Exercise directions
Repeat the material word for word, from its first line through the line holding "wire right branch upper xyxy=(146,70,148,88)", inclusive, and nothing beyond that.
┌─ Data for processing
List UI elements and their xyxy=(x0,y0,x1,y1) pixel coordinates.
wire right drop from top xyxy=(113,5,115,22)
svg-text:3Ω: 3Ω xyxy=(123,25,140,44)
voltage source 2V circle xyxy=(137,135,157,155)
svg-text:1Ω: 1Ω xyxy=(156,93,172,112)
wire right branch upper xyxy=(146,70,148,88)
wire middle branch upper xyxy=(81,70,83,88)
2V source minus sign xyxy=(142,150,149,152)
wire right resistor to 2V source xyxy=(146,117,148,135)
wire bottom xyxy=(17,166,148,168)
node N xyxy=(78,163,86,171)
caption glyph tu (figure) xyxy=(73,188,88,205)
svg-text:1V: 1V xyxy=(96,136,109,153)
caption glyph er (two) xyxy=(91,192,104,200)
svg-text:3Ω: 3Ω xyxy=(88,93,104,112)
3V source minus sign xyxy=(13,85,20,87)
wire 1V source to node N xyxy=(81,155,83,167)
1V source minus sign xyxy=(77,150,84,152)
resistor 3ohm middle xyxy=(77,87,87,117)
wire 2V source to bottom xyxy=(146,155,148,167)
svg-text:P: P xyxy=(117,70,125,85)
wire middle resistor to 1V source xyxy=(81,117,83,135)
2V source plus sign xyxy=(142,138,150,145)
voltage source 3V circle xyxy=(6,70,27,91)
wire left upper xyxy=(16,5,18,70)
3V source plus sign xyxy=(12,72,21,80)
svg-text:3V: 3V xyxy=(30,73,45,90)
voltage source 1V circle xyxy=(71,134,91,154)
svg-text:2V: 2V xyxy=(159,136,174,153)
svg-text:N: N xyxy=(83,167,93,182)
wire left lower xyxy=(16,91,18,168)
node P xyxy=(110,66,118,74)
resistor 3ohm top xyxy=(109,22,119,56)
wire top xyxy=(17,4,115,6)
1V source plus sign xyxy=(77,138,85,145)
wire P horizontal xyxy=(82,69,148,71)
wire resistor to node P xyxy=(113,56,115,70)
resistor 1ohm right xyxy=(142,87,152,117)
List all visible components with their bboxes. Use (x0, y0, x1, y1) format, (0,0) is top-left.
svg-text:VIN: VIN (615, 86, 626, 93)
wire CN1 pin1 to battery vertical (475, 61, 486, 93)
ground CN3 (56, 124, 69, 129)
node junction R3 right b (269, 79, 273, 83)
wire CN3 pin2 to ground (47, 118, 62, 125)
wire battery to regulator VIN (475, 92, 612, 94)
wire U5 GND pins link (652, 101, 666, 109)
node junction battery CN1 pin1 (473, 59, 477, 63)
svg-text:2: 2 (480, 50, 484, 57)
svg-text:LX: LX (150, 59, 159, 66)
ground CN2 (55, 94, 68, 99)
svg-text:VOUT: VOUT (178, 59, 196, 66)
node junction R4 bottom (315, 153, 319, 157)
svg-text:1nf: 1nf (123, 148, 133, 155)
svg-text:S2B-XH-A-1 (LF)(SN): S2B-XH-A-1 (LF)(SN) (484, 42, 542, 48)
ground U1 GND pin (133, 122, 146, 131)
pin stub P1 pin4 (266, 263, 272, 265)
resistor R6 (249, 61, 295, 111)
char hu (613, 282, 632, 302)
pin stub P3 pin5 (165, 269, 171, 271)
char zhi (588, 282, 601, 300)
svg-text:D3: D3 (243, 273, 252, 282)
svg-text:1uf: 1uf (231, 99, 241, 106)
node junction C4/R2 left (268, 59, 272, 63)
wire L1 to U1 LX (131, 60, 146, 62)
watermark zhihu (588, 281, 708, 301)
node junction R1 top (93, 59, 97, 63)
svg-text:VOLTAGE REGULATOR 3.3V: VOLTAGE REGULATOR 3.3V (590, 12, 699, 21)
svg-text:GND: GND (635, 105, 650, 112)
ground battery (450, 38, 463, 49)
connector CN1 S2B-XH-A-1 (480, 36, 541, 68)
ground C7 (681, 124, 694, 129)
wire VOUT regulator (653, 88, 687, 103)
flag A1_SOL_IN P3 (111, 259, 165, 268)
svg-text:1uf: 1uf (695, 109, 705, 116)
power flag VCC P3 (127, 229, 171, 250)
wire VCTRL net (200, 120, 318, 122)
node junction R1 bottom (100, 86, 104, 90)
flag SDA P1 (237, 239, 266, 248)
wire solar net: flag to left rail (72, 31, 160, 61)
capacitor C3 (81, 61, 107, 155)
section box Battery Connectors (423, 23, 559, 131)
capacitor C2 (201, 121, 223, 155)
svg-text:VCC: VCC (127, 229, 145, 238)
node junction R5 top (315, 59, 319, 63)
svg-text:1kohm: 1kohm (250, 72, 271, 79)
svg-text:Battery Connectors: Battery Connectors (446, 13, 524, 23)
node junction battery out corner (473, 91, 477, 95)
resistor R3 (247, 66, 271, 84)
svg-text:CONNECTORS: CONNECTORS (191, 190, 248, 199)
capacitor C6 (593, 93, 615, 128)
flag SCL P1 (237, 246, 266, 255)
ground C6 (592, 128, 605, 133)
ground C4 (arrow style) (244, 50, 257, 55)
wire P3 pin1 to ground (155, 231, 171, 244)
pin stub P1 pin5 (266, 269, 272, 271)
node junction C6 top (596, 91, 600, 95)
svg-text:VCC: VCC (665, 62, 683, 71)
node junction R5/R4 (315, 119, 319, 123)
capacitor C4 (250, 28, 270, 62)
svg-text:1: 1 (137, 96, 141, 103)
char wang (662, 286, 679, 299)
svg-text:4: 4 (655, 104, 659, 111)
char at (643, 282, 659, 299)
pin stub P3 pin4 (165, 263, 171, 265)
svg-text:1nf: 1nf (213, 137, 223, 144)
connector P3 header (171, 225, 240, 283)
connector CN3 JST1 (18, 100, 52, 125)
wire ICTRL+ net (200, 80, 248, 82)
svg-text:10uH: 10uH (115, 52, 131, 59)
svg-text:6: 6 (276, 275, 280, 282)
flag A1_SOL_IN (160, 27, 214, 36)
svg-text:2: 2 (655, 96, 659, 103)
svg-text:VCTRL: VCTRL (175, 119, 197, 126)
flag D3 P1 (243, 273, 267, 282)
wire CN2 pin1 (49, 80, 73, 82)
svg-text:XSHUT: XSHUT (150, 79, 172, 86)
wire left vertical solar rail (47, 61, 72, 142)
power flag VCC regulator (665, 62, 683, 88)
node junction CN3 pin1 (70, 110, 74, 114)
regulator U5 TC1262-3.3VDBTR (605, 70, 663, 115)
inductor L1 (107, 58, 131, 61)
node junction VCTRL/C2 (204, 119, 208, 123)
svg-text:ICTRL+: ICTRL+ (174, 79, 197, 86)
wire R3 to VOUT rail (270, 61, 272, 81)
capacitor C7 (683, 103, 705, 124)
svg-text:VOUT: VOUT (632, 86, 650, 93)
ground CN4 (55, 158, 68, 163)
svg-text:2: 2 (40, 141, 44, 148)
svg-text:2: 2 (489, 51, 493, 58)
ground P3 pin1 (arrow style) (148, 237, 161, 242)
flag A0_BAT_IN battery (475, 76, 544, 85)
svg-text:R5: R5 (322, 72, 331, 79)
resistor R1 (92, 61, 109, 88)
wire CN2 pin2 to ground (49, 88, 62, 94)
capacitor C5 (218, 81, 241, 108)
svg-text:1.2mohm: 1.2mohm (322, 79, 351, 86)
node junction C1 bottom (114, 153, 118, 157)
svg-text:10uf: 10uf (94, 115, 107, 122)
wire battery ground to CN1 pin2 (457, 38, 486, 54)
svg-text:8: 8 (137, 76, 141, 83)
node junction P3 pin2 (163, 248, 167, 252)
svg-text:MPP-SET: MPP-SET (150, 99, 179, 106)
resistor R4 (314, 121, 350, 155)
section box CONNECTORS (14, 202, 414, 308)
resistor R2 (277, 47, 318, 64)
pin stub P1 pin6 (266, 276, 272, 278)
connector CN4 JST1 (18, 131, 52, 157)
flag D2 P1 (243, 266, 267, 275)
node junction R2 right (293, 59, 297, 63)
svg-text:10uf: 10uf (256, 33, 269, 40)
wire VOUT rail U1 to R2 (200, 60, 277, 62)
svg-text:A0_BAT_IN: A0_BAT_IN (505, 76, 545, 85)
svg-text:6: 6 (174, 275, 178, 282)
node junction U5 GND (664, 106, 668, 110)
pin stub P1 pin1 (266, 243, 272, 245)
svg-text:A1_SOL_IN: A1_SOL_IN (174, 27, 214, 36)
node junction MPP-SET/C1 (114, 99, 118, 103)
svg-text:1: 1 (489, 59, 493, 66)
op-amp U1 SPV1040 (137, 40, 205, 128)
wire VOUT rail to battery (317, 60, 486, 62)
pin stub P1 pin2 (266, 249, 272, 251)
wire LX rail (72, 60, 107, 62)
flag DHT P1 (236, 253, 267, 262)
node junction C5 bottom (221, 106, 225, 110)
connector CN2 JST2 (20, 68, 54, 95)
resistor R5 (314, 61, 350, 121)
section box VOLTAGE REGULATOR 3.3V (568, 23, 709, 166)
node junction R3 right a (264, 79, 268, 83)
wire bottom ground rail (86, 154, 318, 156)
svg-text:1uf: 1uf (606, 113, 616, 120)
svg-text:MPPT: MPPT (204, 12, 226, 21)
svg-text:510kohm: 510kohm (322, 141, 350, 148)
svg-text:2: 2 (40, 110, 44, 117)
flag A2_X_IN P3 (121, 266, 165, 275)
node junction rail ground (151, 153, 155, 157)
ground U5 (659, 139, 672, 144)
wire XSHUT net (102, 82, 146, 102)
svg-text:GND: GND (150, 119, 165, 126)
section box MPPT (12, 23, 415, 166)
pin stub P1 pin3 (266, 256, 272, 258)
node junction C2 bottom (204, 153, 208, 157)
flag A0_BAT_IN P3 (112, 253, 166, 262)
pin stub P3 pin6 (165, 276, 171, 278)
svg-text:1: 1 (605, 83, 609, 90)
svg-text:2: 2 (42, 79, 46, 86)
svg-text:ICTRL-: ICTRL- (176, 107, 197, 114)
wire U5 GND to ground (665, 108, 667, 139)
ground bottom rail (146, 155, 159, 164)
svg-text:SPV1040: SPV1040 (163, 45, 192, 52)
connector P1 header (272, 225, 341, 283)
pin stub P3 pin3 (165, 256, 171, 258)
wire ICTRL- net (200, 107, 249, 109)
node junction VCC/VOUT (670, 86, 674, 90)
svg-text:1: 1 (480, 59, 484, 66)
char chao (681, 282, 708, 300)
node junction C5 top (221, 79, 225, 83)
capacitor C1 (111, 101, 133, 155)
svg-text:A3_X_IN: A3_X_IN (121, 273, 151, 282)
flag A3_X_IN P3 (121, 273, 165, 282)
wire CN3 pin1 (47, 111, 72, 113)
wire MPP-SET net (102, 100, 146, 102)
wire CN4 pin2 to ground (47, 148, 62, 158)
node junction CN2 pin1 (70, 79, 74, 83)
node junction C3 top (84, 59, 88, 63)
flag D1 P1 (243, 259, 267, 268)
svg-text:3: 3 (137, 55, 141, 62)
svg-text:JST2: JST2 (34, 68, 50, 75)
└─
Task response
List UI elements and their xyxy=(x0,y0,x1,y1) pixel coordinates.
wire right drop from top xyxy=(113,5,115,22)
svg-text:3Ω: 3Ω xyxy=(123,25,140,44)
voltage source 2V circle xyxy=(137,135,157,155)
svg-text:1Ω: 1Ω xyxy=(156,93,172,112)
wire right branch upper xyxy=(146,70,148,88)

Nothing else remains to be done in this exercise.